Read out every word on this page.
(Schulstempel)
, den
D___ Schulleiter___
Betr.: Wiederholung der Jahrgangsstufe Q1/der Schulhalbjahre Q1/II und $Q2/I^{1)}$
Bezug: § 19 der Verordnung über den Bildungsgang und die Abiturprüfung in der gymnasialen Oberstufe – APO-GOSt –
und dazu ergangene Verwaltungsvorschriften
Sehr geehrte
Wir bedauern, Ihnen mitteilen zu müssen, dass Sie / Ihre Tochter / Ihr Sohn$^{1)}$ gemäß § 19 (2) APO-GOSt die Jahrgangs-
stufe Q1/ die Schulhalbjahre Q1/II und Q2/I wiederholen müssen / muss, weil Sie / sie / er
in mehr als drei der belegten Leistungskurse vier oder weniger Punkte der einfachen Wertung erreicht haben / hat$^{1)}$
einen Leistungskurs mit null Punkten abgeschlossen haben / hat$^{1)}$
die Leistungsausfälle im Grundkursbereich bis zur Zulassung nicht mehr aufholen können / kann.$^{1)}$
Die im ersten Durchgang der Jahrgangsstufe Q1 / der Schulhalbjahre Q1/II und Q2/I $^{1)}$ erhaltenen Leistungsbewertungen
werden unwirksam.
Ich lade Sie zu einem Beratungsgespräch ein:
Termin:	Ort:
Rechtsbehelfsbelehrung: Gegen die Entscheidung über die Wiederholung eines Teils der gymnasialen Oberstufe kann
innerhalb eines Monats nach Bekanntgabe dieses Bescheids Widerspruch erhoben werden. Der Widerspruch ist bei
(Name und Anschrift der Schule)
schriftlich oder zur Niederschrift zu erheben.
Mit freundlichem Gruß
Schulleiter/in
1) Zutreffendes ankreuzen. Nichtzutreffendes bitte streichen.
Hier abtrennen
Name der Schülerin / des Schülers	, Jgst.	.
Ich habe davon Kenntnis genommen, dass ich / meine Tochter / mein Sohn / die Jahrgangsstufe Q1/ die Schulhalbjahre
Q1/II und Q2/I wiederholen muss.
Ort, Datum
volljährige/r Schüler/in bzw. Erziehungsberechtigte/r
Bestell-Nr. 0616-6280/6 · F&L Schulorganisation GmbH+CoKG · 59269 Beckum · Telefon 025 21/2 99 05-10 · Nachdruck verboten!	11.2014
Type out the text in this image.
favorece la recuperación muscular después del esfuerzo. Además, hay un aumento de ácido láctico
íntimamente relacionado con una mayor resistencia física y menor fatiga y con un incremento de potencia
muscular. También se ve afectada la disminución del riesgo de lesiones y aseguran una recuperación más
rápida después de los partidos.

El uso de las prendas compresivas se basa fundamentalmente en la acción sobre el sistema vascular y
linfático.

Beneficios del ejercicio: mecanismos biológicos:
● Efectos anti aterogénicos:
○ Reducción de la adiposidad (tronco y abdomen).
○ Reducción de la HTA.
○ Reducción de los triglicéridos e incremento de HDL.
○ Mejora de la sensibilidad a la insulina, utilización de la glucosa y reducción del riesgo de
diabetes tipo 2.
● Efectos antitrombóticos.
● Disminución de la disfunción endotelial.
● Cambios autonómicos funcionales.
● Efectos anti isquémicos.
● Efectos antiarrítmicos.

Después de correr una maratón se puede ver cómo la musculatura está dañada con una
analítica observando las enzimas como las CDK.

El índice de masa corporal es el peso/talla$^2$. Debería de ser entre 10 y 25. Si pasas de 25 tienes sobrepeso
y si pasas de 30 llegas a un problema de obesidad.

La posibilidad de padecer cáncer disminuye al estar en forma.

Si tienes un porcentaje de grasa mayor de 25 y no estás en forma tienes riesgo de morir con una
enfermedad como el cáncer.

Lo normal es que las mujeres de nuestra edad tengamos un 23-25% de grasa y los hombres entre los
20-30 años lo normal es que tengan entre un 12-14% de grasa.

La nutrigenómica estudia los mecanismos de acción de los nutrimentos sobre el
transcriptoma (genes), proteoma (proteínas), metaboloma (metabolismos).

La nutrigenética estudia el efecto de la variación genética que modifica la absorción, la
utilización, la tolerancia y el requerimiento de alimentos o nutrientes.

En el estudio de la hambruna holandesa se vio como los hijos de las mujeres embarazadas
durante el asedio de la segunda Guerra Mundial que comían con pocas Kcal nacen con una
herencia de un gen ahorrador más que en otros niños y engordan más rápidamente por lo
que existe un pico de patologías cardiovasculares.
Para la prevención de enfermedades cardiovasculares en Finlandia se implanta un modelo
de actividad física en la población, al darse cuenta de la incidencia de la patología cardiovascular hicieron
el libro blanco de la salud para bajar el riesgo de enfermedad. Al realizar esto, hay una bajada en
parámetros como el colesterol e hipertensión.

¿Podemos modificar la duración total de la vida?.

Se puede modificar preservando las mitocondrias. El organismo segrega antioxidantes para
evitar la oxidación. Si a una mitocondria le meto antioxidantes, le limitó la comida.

■ **Your objective**: Determine how many lines of the data above contain the string "utilización", and answer with the number only.

■ **The answer**: 2